_Items_
• • • •

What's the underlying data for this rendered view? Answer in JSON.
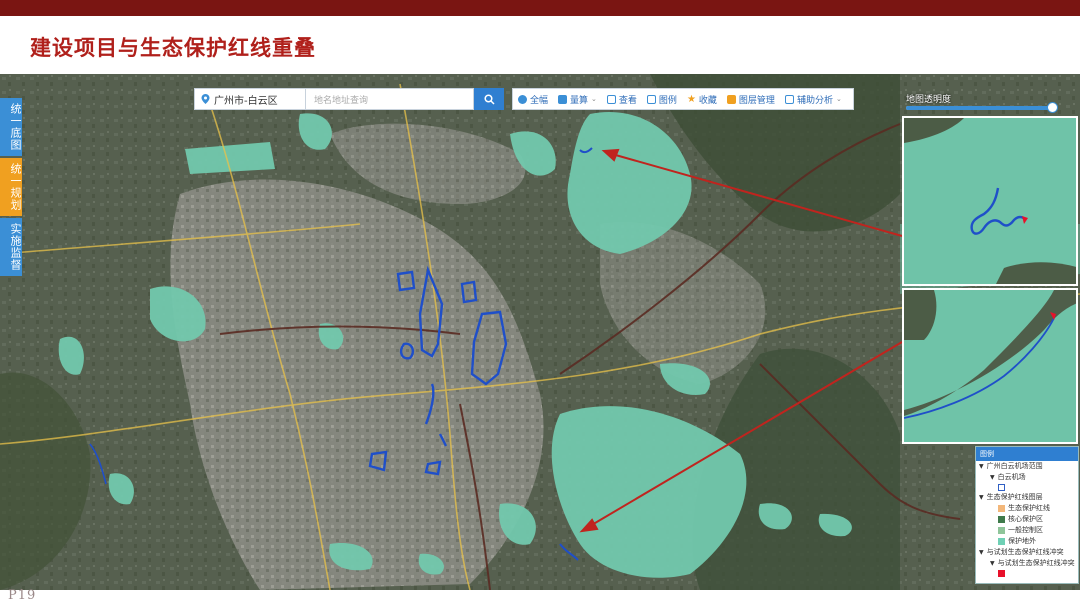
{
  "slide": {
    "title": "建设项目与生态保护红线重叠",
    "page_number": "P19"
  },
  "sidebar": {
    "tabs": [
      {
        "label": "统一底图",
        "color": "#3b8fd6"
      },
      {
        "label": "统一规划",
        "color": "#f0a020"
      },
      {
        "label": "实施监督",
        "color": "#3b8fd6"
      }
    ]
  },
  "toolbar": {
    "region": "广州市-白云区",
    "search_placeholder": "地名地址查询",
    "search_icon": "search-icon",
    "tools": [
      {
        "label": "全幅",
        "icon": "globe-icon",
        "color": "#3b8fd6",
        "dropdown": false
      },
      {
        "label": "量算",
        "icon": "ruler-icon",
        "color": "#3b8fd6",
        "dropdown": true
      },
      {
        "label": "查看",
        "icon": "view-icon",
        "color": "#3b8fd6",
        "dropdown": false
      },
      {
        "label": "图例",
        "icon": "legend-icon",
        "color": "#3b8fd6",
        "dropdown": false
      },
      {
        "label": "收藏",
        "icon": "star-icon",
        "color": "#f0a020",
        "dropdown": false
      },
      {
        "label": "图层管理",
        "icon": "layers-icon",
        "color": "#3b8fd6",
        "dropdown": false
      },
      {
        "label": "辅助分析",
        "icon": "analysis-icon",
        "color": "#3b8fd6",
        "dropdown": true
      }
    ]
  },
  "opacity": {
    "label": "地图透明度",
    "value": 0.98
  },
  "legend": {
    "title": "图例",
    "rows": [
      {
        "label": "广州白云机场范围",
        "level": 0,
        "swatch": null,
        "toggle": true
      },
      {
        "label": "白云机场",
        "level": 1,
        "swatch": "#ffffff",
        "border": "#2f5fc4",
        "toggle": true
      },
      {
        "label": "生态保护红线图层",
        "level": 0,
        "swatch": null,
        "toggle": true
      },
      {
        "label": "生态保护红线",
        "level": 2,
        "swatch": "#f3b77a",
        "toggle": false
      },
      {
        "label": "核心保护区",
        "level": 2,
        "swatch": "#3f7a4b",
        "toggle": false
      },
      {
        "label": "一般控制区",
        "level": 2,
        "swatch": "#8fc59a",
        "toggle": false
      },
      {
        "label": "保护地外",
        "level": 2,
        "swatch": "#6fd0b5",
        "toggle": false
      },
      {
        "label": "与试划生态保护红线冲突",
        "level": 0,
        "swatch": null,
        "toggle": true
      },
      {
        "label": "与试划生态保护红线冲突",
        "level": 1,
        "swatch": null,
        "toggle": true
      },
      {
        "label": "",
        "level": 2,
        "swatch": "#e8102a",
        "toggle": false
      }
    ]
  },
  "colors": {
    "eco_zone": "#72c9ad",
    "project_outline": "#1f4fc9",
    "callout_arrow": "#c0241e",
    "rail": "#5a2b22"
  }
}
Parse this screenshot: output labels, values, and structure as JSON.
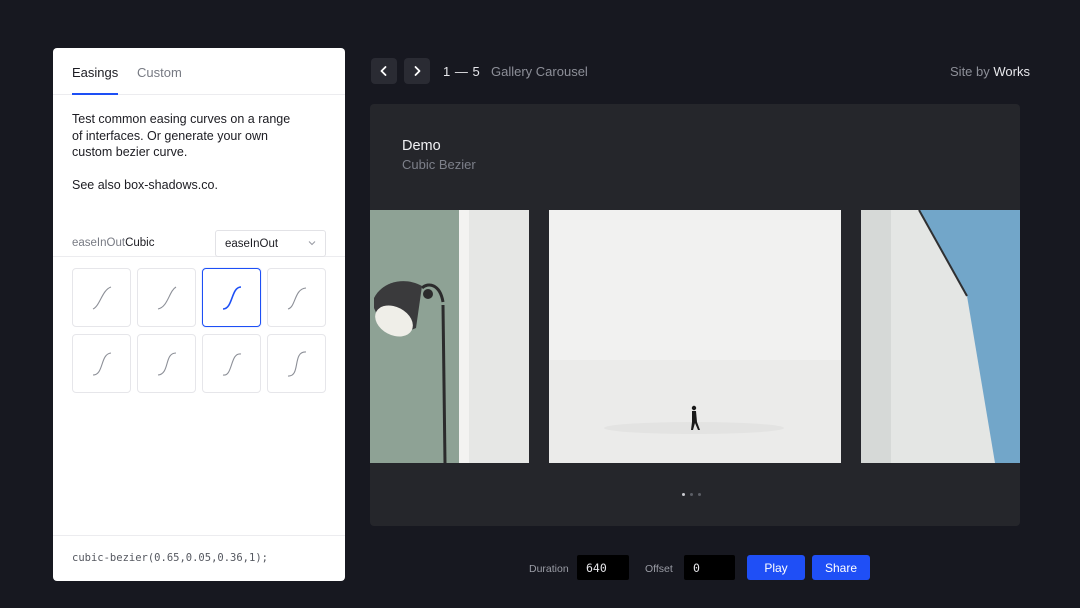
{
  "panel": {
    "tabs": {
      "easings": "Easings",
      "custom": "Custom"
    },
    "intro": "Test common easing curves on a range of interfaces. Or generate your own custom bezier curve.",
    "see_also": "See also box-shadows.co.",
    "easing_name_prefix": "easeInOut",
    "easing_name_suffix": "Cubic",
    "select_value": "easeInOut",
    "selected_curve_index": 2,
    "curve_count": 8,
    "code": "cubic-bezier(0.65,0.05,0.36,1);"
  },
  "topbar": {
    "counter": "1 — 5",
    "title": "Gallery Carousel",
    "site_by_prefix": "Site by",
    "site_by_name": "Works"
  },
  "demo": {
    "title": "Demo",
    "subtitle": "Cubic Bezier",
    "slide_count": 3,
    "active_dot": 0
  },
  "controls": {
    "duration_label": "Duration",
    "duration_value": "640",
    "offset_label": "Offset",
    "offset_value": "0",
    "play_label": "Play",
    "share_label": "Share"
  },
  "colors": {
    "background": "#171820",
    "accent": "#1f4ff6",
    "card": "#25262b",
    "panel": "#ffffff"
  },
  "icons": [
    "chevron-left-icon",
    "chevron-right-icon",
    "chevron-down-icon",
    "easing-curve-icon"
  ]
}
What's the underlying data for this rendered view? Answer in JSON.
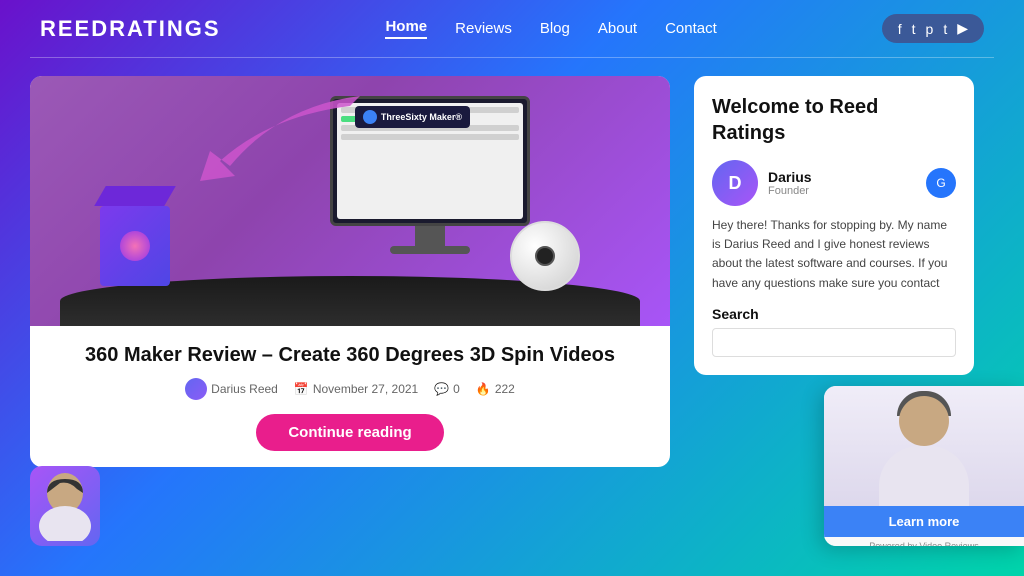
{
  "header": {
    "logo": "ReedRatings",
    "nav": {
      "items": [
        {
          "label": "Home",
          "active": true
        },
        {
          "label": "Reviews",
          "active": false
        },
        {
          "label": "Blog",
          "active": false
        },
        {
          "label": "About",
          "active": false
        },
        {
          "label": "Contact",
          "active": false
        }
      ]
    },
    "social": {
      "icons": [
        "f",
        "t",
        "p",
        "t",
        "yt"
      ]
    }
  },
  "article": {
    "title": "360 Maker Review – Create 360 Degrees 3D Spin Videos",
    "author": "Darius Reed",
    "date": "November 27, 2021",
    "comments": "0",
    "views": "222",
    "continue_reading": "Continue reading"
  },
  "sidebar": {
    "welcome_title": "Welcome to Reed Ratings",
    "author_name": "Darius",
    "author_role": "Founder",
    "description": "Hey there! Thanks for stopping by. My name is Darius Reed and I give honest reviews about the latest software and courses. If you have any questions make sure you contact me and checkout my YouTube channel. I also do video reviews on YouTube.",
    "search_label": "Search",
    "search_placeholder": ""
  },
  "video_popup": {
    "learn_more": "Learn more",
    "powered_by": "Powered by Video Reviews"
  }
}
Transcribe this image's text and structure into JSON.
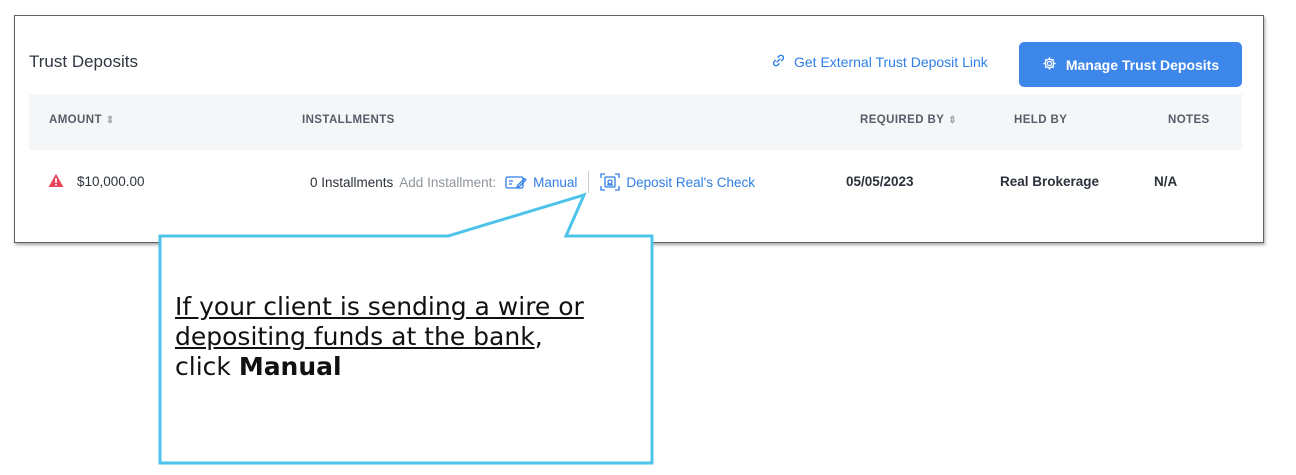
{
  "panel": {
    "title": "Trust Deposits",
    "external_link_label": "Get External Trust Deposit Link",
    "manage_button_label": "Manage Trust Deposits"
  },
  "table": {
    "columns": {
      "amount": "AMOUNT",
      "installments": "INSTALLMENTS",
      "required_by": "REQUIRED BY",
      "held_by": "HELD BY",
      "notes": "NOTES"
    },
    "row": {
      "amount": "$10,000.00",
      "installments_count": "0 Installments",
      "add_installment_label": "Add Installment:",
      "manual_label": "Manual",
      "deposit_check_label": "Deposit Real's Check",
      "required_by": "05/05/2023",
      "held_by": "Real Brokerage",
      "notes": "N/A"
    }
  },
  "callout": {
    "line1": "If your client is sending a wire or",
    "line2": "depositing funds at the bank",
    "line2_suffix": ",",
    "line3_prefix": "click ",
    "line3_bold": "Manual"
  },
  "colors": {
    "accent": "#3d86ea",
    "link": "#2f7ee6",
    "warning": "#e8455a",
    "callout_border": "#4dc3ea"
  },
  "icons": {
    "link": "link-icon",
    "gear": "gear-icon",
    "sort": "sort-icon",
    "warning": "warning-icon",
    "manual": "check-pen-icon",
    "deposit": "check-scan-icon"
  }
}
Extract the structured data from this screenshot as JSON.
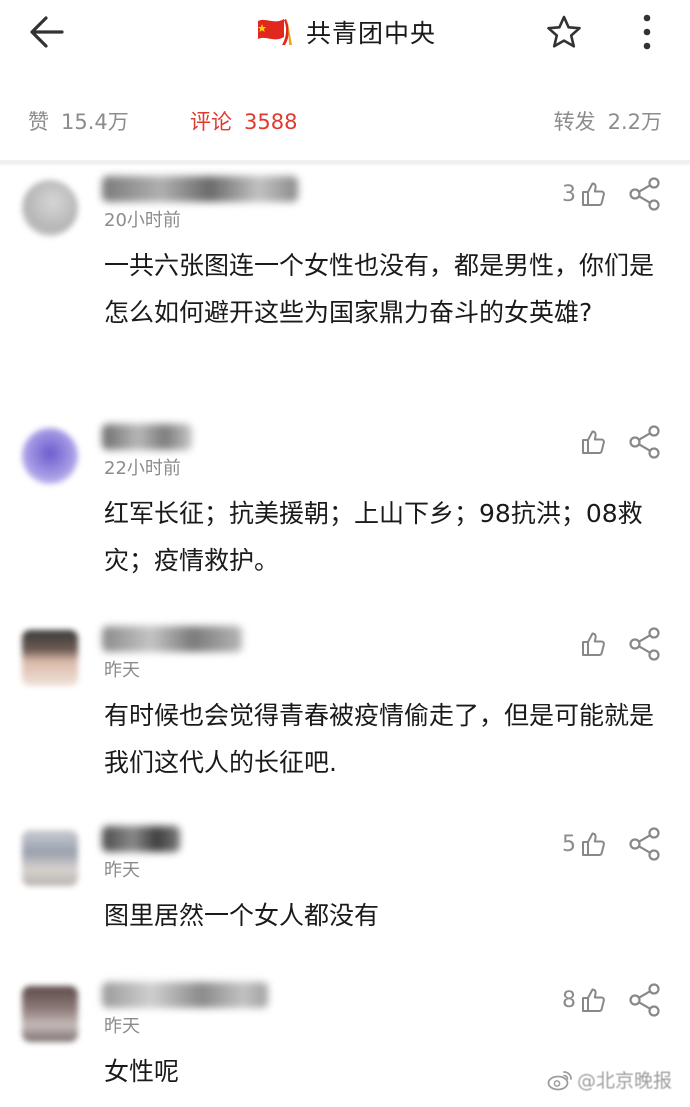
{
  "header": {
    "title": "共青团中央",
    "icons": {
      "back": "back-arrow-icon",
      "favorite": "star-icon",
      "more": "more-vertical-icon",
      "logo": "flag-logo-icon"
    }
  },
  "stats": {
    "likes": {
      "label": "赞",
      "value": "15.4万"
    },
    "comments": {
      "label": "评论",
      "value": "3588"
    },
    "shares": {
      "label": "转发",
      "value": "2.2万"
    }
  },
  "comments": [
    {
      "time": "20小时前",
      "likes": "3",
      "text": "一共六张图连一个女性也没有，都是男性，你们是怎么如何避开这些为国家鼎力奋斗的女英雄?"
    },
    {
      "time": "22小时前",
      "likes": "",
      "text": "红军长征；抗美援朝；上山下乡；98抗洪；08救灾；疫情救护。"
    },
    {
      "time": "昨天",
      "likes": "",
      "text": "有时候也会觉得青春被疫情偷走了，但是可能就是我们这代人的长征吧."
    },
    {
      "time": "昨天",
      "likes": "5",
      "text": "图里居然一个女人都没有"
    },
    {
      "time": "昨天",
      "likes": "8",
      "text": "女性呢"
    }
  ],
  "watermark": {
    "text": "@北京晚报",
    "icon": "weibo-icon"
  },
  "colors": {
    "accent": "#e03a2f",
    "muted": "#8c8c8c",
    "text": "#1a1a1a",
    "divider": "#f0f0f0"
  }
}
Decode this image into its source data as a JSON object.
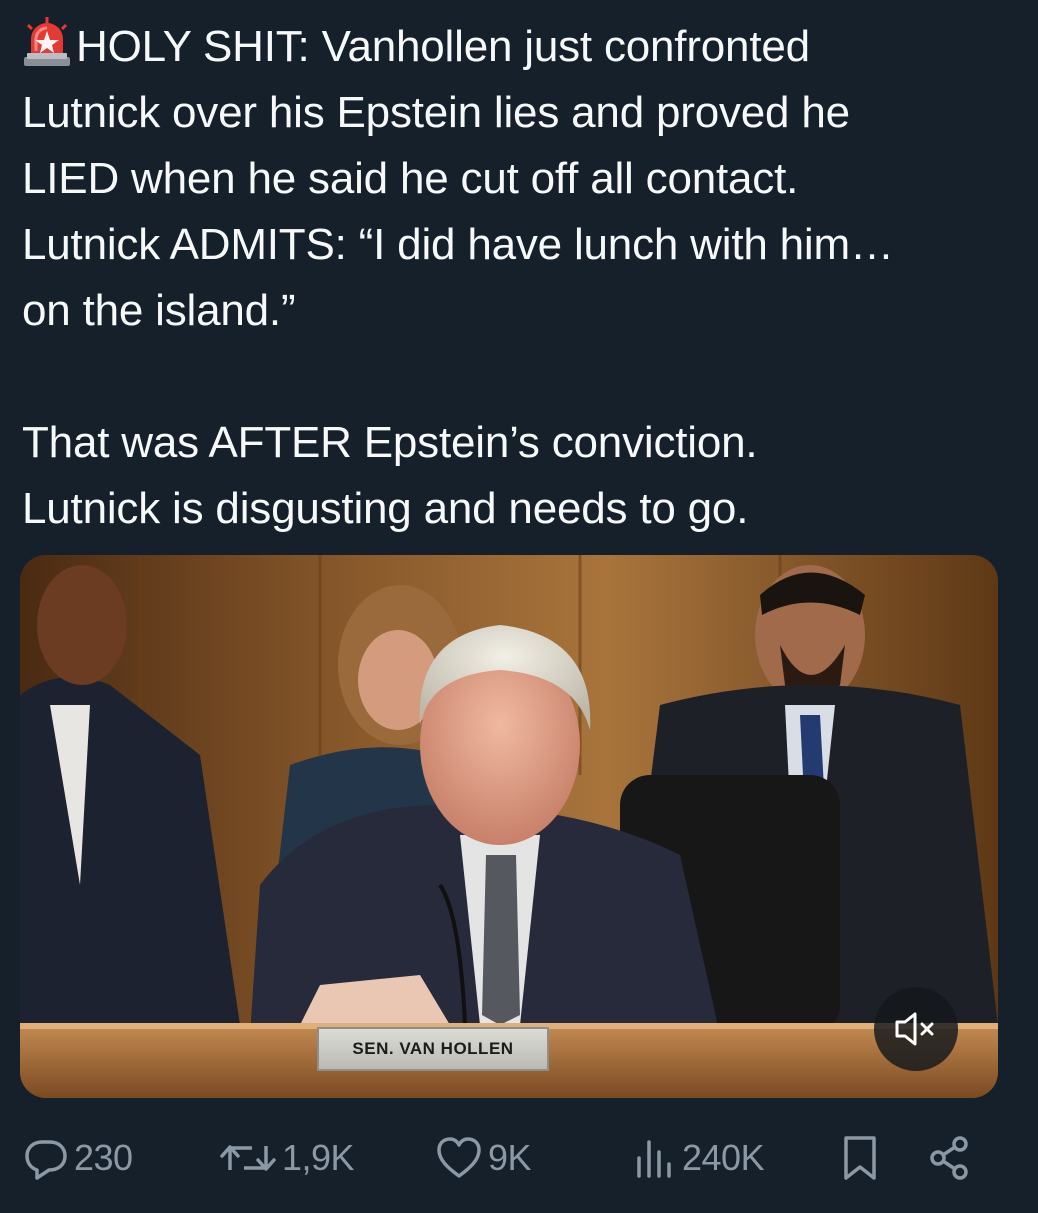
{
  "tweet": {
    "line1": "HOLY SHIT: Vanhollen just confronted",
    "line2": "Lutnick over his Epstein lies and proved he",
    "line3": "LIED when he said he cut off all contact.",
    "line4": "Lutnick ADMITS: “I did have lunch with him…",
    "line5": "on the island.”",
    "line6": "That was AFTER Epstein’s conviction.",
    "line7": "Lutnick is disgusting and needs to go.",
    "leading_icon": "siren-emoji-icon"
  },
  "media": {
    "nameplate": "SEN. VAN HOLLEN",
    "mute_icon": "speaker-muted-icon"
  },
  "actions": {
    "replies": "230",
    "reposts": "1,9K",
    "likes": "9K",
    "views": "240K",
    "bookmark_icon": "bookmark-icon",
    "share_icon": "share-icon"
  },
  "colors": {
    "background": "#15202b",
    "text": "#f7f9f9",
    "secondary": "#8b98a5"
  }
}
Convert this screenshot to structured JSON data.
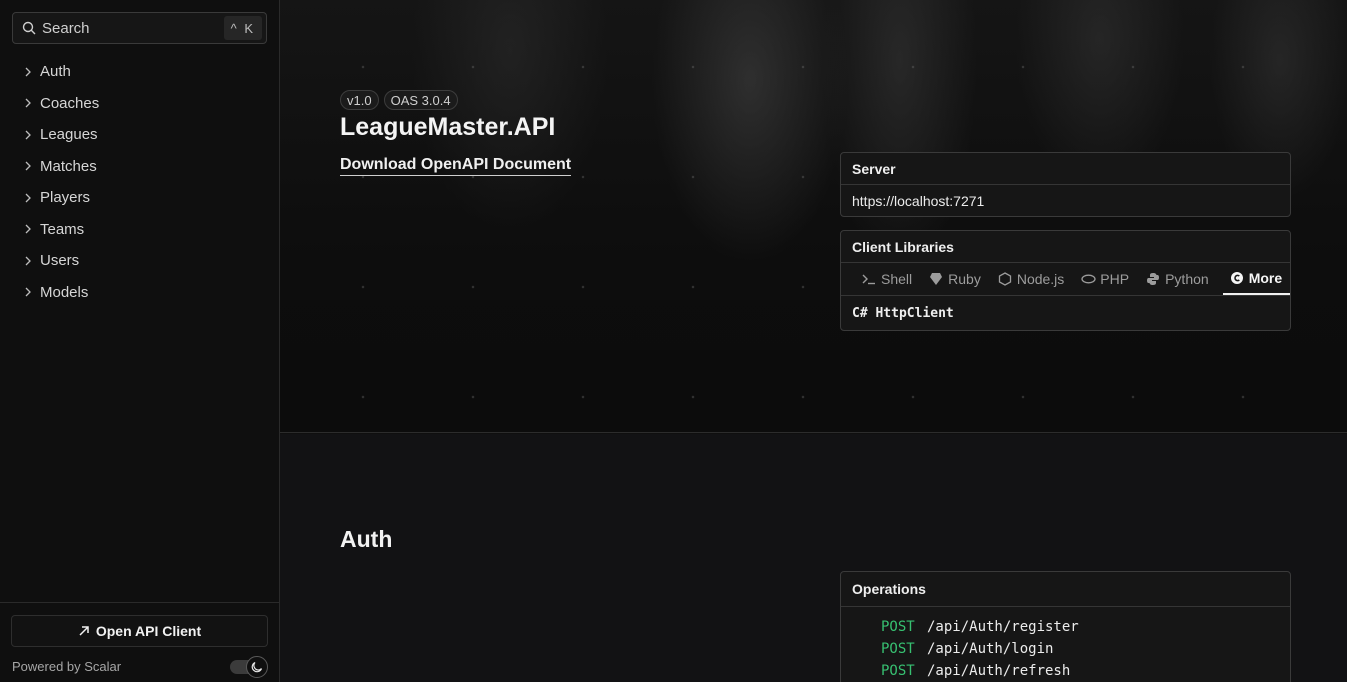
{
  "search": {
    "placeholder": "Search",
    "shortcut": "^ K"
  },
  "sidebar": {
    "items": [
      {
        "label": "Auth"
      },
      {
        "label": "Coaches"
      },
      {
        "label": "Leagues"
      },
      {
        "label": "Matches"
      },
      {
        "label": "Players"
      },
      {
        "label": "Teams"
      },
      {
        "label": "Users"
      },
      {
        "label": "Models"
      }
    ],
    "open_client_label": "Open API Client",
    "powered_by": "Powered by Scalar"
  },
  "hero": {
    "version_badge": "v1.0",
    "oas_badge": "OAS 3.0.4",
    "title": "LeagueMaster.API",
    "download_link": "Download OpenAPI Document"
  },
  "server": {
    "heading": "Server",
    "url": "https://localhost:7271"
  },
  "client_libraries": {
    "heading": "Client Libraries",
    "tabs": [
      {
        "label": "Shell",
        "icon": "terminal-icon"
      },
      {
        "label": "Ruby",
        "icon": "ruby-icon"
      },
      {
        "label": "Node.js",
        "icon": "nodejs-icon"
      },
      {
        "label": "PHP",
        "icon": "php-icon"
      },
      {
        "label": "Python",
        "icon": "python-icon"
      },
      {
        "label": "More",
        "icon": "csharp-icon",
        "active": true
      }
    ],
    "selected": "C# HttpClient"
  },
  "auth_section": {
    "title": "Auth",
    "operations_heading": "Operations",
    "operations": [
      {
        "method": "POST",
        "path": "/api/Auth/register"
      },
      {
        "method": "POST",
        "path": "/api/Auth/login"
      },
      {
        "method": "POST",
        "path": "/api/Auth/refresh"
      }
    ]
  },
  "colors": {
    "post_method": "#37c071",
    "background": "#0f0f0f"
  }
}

• • • •

_What you need to do_
Working from the listing above, pick out every line that has "Epstein" and copy it.

_Response below_
    "line2": "Lutnick over his Epstein lies and proved he",
    "line6": "That was AFTER Epstein’s conviction.",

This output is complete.